Exercise brief ::
Only the lines holding the string "TradingView" are needed. Copy each one.

[Recorded data]
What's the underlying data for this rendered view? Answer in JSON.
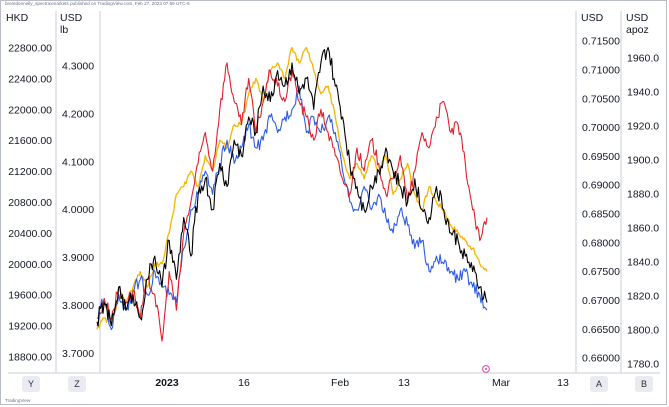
{
  "header": {
    "meta_text": "brentdonnelly_spectraxmarkets published on TradingView.com, Feb 27, 2023 07:59 UTC-5",
    "watermark": "TradingView"
  },
  "axes": {
    "hkd_unit": "HKD",
    "usd_lb_unit": "USD",
    "usd_lb_unit2": "lb",
    "usd_unit": "USD",
    "usd_apoz_unit": "USD",
    "usd_apoz_unit2": "apoz"
  },
  "badges": {
    "left1": "Y",
    "left2": "Z",
    "right1": "A",
    "right2": "B"
  },
  "colors": {
    "black": "#000000",
    "red": "#e0202b",
    "blue": "#2b5ce6",
    "orange": "#f5b400"
  },
  "chart_data": {
    "type": "line",
    "x_ticks": [
      "2023",
      "16",
      "Feb",
      "13",
      "Mar",
      "13"
    ],
    "hkd_axis": {
      "range": [
        18600,
        23000
      ],
      "ticks": [
        "22800.00",
        "22400.00",
        "22000.00",
        "21600.00",
        "21200.00",
        "20800.00",
        "20400.00",
        "20000.00",
        "19600.00",
        "19200.00",
        "18800.00"
      ]
    },
    "usd_lb_axis": {
      "range": [
        3.66,
        4.37
      ],
      "ticks": [
        "4.3000",
        "4.2000",
        "4.1000",
        "4.0000",
        "3.9000",
        "3.8000",
        "3.7000"
      ]
    },
    "usd_axis": {
      "range": [
        0.6575,
        0.7165
      ],
      "ticks": [
        "0.71500",
        "0.71000",
        "0.70500",
        "0.70000",
        "0.69500",
        "0.69000",
        "0.68500",
        "0.68000",
        "0.67500",
        "0.67000",
        "0.66500",
        "0.66000"
      ]
    },
    "usd_apoz_axis": {
      "range": [
        1775,
        1975
      ],
      "ticks": [
        "1960.0",
        "1940.0",
        "1920.0",
        "1900.0",
        "1880.0",
        "1860.0",
        "1840.0",
        "1820.0",
        "1800.0",
        "1780.0"
      ]
    },
    "series": [
      {
        "color": "black",
        "values": [
          [
            0,
            19250
          ],
          [
            4,
            19500
          ],
          [
            8,
            19200
          ],
          [
            12,
            19700
          ],
          [
            16,
            19400
          ],
          [
            20,
            19600
          ],
          [
            24,
            19300
          ],
          [
            28,
            19800
          ],
          [
            32,
            20100
          ],
          [
            36,
            19700
          ],
          [
            40,
            20300
          ],
          [
            44,
            19800
          ],
          [
            48,
            20600
          ],
          [
            52,
            20100
          ],
          [
            56,
            20900
          ],
          [
            60,
            21100
          ],
          [
            64,
            20700
          ],
          [
            68,
            21300
          ],
          [
            72,
            21000
          ],
          [
            76,
            21600
          ],
          [
            80,
            21400
          ],
          [
            84,
            21900
          ],
          [
            88,
            21700
          ],
          [
            92,
            22300
          ],
          [
            96,
            22100
          ],
          [
            100,
            22500
          ],
          [
            104,
            22300
          ],
          [
            108,
            22600
          ],
          [
            112,
            22200
          ],
          [
            116,
            22400
          ],
          [
            120,
            22000
          ],
          [
            124,
            22600
          ],
          [
            128,
            22800
          ],
          [
            132,
            22300
          ],
          [
            136,
            21900
          ],
          [
            140,
            21300
          ],
          [
            144,
            21000
          ],
          [
            148,
            20700
          ],
          [
            152,
            21000
          ],
          [
            156,
            21200
          ],
          [
            160,
            21500
          ],
          [
            164,
            21200
          ],
          [
            168,
            21000
          ],
          [
            172,
            20800
          ],
          [
            176,
            21100
          ],
          [
            180,
            20700
          ],
          [
            184,
            20600
          ],
          [
            188,
            21000
          ],
          [
            192,
            20700
          ],
          [
            196,
            20400
          ],
          [
            200,
            20300
          ],
          [
            204,
            20100
          ],
          [
            208,
            19900
          ],
          [
            212,
            19700
          ],
          [
            216,
            19500
          ]
        ]
      },
      {
        "color": "red",
        "values": [
          [
            0,
            19200
          ],
          [
            4,
            19550
          ],
          [
            8,
            19300
          ],
          [
            12,
            19700
          ],
          [
            16,
            19500
          ],
          [
            20,
            19650
          ],
          [
            24,
            19300
          ],
          [
            28,
            19800
          ],
          [
            32,
            19600
          ],
          [
            36,
            19000
          ],
          [
            40,
            19900
          ],
          [
            44,
            19400
          ],
          [
            48,
            20400
          ],
          [
            52,
            20800
          ],
          [
            56,
            21300
          ],
          [
            60,
            21700
          ],
          [
            64,
            21200
          ],
          [
            68,
            22000
          ],
          [
            72,
            22600
          ],
          [
            76,
            22100
          ],
          [
            80,
            21800
          ],
          [
            84,
            22400
          ],
          [
            88,
            21700
          ],
          [
            92,
            22100
          ],
          [
            96,
            22500
          ],
          [
            100,
            22300
          ],
          [
            104,
            22100
          ],
          [
            108,
            22500
          ],
          [
            112,
            22100
          ],
          [
            116,
            21900
          ],
          [
            120,
            21600
          ],
          [
            124,
            22000
          ],
          [
            128,
            21700
          ],
          [
            132,
            21400
          ],
          [
            136,
            21100
          ],
          [
            140,
            20900
          ],
          [
            144,
            21500
          ],
          [
            148,
            21200
          ],
          [
            152,
            21600
          ],
          [
            156,
            21300
          ],
          [
            160,
            20900
          ],
          [
            164,
            21100
          ],
          [
            168,
            21400
          ],
          [
            172,
            20800
          ],
          [
            176,
            21200
          ],
          [
            180,
            21700
          ],
          [
            184,
            21500
          ],
          [
            188,
            21900
          ],
          [
            192,
            22100
          ],
          [
            196,
            21700
          ],
          [
            200,
            21800
          ],
          [
            204,
            21300
          ],
          [
            208,
            20700
          ],
          [
            212,
            20300
          ],
          [
            216,
            20600
          ]
        ]
      },
      {
        "color": "blue",
        "values": [
          [
            0,
            19300
          ],
          [
            4,
            19550
          ],
          [
            8,
            19150
          ],
          [
            12,
            19600
          ],
          [
            16,
            19400
          ],
          [
            20,
            19650
          ],
          [
            24,
            19800
          ],
          [
            28,
            19600
          ],
          [
            32,
            19900
          ],
          [
            36,
            19700
          ],
          [
            40,
            19600
          ],
          [
            44,
            19500
          ],
          [
            48,
            20200
          ],
          [
            52,
            20700
          ],
          [
            56,
            20900
          ],
          [
            60,
            21200
          ],
          [
            64,
            20900
          ],
          [
            68,
            21300
          ],
          [
            72,
            21600
          ],
          [
            76,
            21300
          ],
          [
            80,
            21500
          ],
          [
            84,
            21800
          ],
          [
            88,
            21500
          ],
          [
            92,
            21600
          ],
          [
            96,
            21900
          ],
          [
            100,
            21700
          ],
          [
            104,
            21900
          ],
          [
            108,
            22000
          ],
          [
            112,
            22300
          ],
          [
            116,
            21700
          ],
          [
            120,
            21900
          ],
          [
            124,
            21700
          ],
          [
            128,
            21900
          ],
          [
            132,
            21700
          ],
          [
            136,
            21200
          ],
          [
            140,
            20800
          ],
          [
            144,
            20700
          ],
          [
            148,
            21000
          ],
          [
            152,
            20700
          ],
          [
            156,
            20900
          ],
          [
            160,
            20600
          ],
          [
            164,
            20400
          ],
          [
            168,
            20700
          ],
          [
            172,
            20500
          ],
          [
            176,
            20200
          ],
          [
            180,
            20300
          ],
          [
            184,
            19900
          ],
          [
            188,
            20100
          ],
          [
            192,
            20000
          ],
          [
            196,
            19900
          ],
          [
            200,
            19800
          ],
          [
            204,
            19900
          ],
          [
            208,
            19700
          ],
          [
            212,
            19600
          ],
          [
            216,
            19400
          ]
        ]
      },
      {
        "color": "orange",
        "values": [
          [
            0,
            19150
          ],
          [
            4,
            19300
          ],
          [
            8,
            19200
          ],
          [
            12,
            19600
          ],
          [
            16,
            19500
          ],
          [
            20,
            19700
          ],
          [
            24,
            19900
          ],
          [
            28,
            19700
          ],
          [
            32,
            20000
          ],
          [
            36,
            20000
          ],
          [
            40,
            20400
          ],
          [
            44,
            20900
          ],
          [
            48,
            21000
          ],
          [
            52,
            21200
          ],
          [
            56,
            21000
          ],
          [
            60,
            21400
          ],
          [
            64,
            21200
          ],
          [
            68,
            21600
          ],
          [
            72,
            21500
          ],
          [
            76,
            21800
          ],
          [
            80,
            21800
          ],
          [
            84,
            22200
          ],
          [
            88,
            22400
          ],
          [
            92,
            22100
          ],
          [
            96,
            22500
          ],
          [
            100,
            22600
          ],
          [
            104,
            22400
          ],
          [
            108,
            22800
          ],
          [
            112,
            22600
          ],
          [
            116,
            22800
          ],
          [
            120,
            22500
          ],
          [
            124,
            22200
          ],
          [
            128,
            22300
          ],
          [
            132,
            21900
          ],
          [
            136,
            21400
          ],
          [
            140,
            21100
          ],
          [
            144,
            21300
          ],
          [
            148,
            21100
          ],
          [
            152,
            21400
          ],
          [
            156,
            21200
          ],
          [
            160,
            21400
          ],
          [
            164,
            20900
          ],
          [
            168,
            21100
          ],
          [
            172,
            21300
          ],
          [
            176,
            20900
          ],
          [
            180,
            20700
          ],
          [
            184,
            21000
          ],
          [
            188,
            20800
          ],
          [
            192,
            20700
          ],
          [
            196,
            20500
          ],
          [
            200,
            20400
          ],
          [
            204,
            20300
          ],
          [
            208,
            20200
          ],
          [
            212,
            20000
          ],
          [
            216,
            19900
          ]
        ]
      }
    ]
  }
}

Solution for this task ::
    "meta_text": "brentdonnelly_spectraxmarkets published on TradingView.com, Feb 27, 2023 07:59 UTC-5",
    "watermark": "TradingView"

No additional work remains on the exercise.